[What you will do]:
List all lines of the data containing the word "grid".

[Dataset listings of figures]

● ● ● ●

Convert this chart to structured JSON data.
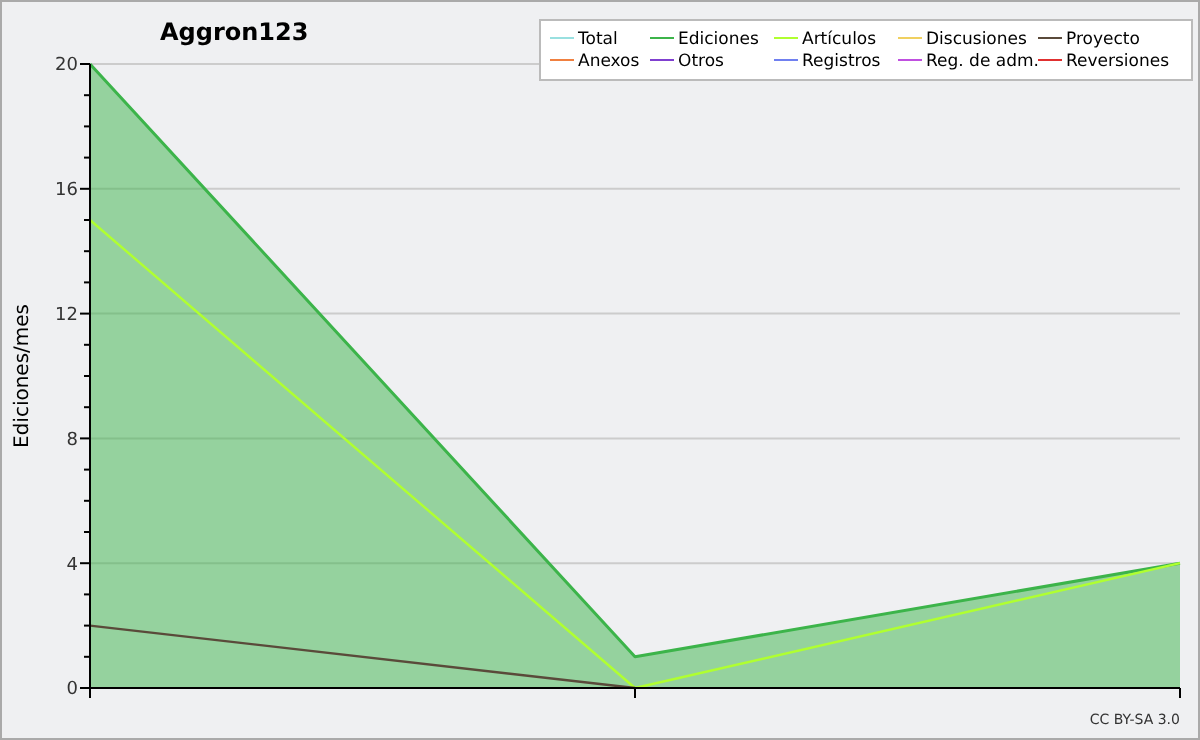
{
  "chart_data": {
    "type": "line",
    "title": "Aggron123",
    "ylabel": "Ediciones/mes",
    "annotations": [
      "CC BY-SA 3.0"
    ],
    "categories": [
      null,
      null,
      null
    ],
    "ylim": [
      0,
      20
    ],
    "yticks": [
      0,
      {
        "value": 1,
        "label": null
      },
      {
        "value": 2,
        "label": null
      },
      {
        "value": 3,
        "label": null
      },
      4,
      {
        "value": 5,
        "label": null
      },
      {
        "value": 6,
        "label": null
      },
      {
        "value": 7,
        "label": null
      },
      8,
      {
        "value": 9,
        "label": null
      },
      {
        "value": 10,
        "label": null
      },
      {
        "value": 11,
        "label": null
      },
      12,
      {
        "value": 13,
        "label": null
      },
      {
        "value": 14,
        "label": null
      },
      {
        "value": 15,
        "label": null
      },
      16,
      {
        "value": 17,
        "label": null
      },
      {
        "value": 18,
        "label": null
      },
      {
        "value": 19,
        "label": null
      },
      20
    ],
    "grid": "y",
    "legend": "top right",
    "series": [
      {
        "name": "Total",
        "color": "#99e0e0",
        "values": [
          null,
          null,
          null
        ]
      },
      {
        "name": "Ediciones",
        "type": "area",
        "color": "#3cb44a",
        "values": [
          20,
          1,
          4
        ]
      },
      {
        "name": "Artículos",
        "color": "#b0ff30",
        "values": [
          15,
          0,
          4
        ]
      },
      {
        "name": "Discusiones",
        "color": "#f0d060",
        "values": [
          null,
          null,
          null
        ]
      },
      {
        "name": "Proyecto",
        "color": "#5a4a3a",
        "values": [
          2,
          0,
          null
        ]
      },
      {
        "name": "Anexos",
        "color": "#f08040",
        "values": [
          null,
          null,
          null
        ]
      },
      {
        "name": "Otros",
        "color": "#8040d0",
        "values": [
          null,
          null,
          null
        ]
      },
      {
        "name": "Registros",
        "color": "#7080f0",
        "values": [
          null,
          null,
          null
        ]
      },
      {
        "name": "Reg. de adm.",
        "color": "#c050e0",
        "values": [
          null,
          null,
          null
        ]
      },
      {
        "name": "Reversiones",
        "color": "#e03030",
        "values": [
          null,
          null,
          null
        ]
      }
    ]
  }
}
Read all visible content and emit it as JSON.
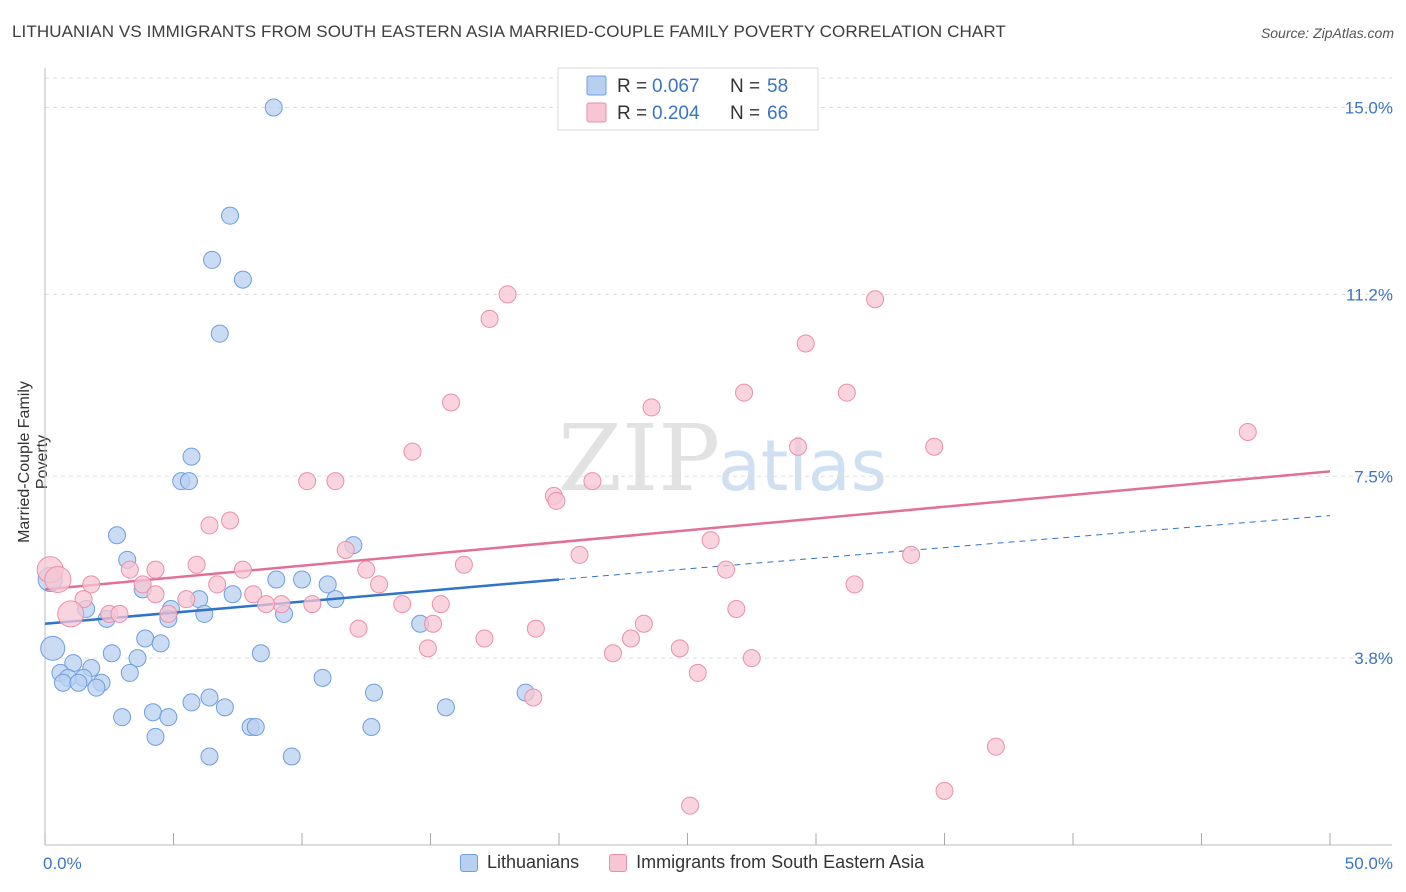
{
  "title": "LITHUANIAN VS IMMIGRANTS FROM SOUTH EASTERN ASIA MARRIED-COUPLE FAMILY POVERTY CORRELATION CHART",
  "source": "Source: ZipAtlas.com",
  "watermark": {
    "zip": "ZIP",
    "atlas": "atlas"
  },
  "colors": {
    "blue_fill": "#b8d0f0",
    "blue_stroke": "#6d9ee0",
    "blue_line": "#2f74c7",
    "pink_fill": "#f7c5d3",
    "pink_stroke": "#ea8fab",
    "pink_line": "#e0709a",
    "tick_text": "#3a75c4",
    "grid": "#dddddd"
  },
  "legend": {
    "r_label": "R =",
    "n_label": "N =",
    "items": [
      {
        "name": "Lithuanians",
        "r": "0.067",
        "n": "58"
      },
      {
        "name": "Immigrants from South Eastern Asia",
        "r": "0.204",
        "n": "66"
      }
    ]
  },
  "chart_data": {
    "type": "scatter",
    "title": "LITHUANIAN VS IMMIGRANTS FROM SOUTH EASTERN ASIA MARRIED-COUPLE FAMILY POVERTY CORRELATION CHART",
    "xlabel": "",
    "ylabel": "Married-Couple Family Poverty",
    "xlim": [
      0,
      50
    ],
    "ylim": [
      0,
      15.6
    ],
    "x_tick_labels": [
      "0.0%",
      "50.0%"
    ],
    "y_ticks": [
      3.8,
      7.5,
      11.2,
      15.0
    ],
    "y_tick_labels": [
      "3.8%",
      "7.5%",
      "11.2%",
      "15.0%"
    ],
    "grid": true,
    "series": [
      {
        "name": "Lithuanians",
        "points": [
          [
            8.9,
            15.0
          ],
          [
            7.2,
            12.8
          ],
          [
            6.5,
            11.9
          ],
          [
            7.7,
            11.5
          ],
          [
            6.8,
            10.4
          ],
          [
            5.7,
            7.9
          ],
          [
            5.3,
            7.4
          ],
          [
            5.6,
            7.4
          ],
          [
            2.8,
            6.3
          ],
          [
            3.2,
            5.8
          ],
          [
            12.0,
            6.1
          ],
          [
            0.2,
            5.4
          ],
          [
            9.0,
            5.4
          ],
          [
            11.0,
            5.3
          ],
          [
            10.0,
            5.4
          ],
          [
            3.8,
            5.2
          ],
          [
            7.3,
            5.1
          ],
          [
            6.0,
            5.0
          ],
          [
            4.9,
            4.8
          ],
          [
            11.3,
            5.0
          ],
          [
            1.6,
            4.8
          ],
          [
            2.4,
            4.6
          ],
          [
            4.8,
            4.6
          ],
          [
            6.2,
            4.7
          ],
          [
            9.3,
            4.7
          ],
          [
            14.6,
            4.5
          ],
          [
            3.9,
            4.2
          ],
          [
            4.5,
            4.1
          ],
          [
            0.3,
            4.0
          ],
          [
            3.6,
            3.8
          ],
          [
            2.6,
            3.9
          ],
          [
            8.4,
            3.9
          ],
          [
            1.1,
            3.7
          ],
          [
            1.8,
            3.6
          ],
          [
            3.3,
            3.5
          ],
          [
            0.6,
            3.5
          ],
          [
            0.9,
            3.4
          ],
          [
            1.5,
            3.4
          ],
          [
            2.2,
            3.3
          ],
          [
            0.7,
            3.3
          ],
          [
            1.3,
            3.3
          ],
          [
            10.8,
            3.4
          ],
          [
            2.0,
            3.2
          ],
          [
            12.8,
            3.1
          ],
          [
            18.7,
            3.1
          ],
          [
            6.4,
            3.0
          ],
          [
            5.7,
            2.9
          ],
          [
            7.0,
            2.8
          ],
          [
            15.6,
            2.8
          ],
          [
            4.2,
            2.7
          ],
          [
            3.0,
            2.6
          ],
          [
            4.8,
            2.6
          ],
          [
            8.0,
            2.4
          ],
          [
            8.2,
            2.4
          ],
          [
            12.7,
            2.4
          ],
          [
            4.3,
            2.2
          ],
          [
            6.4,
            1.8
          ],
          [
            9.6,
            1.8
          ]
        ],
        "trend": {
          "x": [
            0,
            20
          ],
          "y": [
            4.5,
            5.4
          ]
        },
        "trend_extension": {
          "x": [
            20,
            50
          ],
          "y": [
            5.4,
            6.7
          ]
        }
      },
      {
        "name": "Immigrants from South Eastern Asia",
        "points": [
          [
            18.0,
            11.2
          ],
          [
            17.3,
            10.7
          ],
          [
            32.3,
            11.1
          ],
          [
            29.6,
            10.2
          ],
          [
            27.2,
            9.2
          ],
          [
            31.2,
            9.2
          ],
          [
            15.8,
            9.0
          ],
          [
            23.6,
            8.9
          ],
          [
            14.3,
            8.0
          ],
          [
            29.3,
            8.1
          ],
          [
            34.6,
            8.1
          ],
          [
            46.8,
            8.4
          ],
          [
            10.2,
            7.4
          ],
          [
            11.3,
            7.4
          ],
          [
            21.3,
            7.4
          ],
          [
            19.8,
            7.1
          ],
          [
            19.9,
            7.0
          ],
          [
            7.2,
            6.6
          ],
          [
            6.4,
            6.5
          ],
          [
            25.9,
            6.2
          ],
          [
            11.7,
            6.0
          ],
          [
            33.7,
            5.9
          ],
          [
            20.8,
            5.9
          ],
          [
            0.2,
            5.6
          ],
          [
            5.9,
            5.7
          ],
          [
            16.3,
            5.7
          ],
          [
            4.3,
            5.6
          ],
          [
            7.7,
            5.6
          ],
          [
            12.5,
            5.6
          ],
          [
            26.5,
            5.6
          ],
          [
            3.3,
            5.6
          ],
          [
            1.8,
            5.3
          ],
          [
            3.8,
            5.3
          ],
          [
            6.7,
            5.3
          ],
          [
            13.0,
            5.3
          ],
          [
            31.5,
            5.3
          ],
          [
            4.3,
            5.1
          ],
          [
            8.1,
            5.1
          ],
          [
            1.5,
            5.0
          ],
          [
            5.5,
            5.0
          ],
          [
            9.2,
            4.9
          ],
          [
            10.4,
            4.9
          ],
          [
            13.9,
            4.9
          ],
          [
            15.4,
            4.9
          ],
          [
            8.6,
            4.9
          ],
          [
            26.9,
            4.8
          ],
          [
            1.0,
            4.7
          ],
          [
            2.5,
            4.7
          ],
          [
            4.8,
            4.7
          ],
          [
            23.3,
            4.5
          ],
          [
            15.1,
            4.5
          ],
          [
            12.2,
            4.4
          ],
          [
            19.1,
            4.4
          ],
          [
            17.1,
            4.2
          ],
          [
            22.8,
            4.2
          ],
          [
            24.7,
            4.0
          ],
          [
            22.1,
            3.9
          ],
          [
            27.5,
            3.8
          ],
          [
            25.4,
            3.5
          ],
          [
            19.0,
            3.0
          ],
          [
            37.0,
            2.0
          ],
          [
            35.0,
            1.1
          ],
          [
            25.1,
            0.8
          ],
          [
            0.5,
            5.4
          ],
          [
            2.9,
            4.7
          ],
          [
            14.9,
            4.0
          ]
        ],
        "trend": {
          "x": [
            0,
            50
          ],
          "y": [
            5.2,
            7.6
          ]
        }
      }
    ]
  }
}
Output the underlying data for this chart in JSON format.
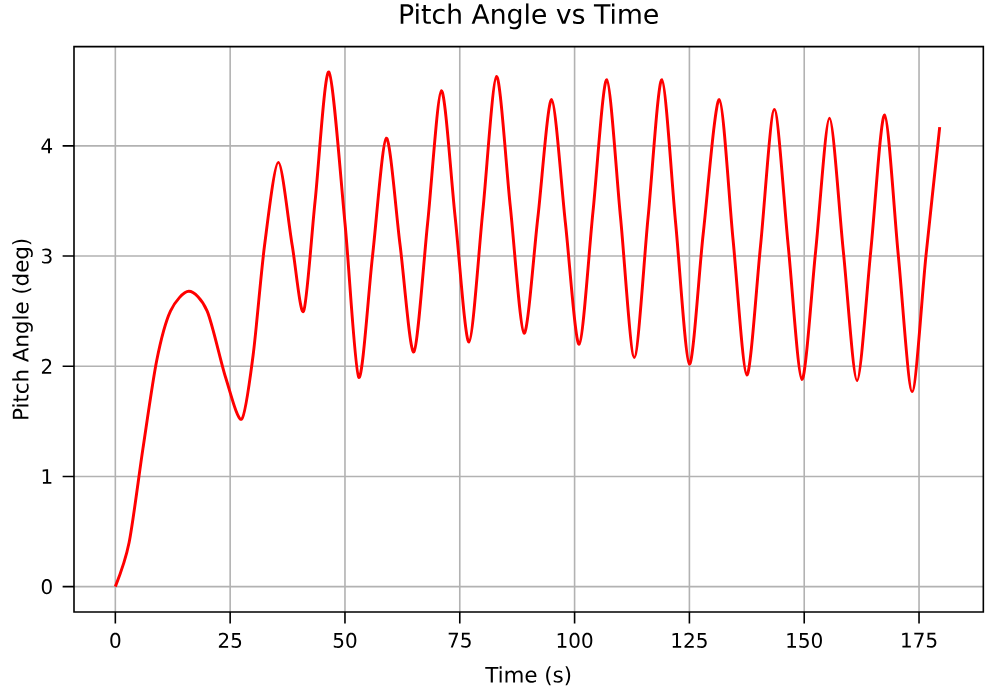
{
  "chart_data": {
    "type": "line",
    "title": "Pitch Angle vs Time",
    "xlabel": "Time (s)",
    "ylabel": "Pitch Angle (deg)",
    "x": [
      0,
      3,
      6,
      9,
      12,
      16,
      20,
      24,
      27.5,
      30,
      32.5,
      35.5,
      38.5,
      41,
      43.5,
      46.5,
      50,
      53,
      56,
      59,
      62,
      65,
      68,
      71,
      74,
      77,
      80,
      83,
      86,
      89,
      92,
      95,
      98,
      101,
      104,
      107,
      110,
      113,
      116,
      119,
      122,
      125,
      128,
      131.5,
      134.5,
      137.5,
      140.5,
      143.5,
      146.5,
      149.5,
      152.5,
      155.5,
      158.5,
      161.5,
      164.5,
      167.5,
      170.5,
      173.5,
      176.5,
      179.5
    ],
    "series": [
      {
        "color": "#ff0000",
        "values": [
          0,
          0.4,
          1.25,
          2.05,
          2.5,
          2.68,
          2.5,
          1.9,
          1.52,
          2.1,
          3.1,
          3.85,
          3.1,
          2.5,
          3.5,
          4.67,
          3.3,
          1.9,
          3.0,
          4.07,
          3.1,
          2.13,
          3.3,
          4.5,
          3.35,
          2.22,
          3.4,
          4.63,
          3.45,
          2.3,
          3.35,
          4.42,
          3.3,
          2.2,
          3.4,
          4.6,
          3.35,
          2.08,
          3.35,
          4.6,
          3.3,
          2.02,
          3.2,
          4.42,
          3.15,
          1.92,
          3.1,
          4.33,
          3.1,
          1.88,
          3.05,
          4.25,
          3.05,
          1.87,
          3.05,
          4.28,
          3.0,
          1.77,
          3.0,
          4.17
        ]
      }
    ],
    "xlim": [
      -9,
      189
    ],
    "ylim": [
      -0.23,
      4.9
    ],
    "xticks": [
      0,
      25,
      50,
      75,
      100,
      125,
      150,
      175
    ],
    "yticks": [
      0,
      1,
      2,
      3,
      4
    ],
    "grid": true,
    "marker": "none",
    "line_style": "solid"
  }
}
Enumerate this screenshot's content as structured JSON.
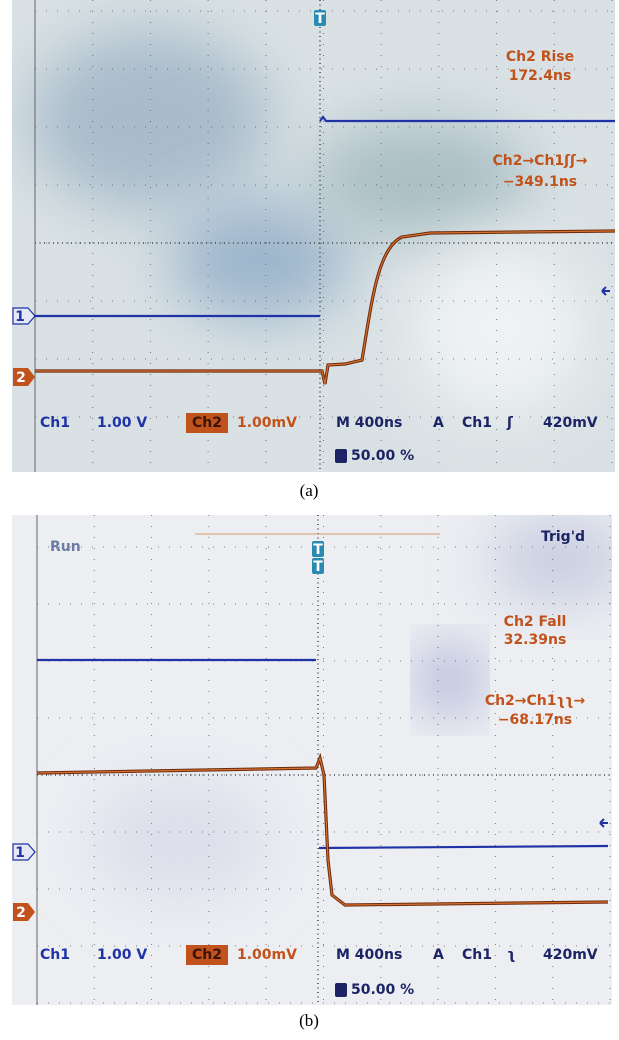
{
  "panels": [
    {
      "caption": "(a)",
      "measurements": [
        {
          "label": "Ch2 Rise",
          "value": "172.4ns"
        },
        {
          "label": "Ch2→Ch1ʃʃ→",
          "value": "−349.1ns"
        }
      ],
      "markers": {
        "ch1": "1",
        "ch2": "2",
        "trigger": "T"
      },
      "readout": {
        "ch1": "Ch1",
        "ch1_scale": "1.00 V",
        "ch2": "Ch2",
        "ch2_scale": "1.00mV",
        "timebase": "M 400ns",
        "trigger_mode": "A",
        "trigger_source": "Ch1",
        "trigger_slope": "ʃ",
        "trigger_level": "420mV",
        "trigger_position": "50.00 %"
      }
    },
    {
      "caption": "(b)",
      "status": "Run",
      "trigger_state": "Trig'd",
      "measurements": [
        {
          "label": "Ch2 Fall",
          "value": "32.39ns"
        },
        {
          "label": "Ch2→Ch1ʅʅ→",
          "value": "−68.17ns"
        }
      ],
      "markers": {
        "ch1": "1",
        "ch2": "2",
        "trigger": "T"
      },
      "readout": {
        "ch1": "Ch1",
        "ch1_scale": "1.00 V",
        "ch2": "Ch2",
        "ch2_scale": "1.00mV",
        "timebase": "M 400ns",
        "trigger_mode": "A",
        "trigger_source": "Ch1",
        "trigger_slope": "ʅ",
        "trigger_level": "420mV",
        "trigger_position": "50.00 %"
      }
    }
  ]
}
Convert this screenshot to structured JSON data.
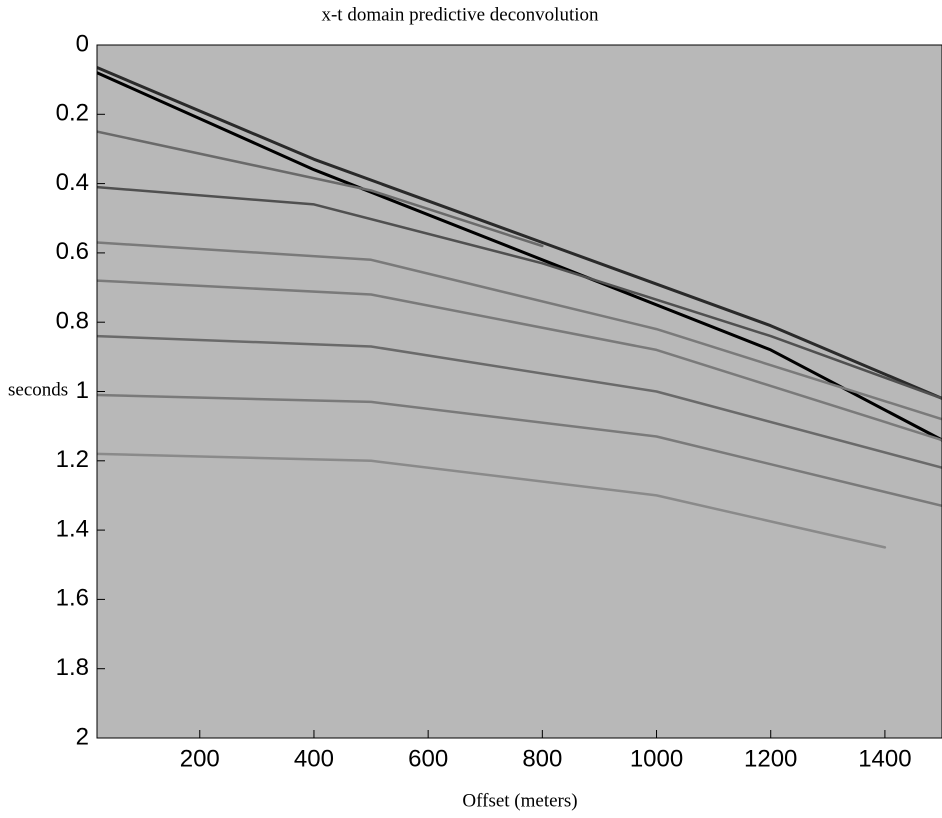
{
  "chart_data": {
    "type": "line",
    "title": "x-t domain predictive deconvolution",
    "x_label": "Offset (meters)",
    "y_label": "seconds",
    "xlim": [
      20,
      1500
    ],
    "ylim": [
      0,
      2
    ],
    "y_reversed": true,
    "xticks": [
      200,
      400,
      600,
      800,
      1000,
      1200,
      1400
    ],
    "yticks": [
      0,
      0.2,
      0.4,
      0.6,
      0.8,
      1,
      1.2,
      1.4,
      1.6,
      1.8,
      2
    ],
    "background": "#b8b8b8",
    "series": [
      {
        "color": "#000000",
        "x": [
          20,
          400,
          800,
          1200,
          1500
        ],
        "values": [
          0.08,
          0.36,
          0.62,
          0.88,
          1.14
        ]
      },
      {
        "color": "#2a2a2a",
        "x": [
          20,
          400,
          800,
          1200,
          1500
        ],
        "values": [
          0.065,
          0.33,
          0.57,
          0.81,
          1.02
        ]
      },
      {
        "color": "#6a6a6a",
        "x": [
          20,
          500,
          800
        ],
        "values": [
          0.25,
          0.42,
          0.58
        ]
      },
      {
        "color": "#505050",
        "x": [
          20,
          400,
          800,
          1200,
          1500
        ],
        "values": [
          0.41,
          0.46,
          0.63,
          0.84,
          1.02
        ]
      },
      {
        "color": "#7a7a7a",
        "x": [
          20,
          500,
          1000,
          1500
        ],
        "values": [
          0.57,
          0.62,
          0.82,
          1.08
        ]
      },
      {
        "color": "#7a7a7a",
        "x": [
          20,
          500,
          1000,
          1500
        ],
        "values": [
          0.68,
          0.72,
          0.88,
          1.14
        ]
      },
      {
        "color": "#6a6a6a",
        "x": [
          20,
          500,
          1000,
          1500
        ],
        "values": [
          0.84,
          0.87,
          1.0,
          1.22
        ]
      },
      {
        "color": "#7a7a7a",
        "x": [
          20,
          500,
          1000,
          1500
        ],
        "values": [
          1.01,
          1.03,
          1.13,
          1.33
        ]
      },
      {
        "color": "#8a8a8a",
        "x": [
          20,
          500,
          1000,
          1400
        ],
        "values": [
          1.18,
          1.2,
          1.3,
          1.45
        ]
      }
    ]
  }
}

● ● ● ●

[Response to the exercise]:
    "grid": "y",
    "grid": "#dddddd"
    "grid": true,
    "grid": true,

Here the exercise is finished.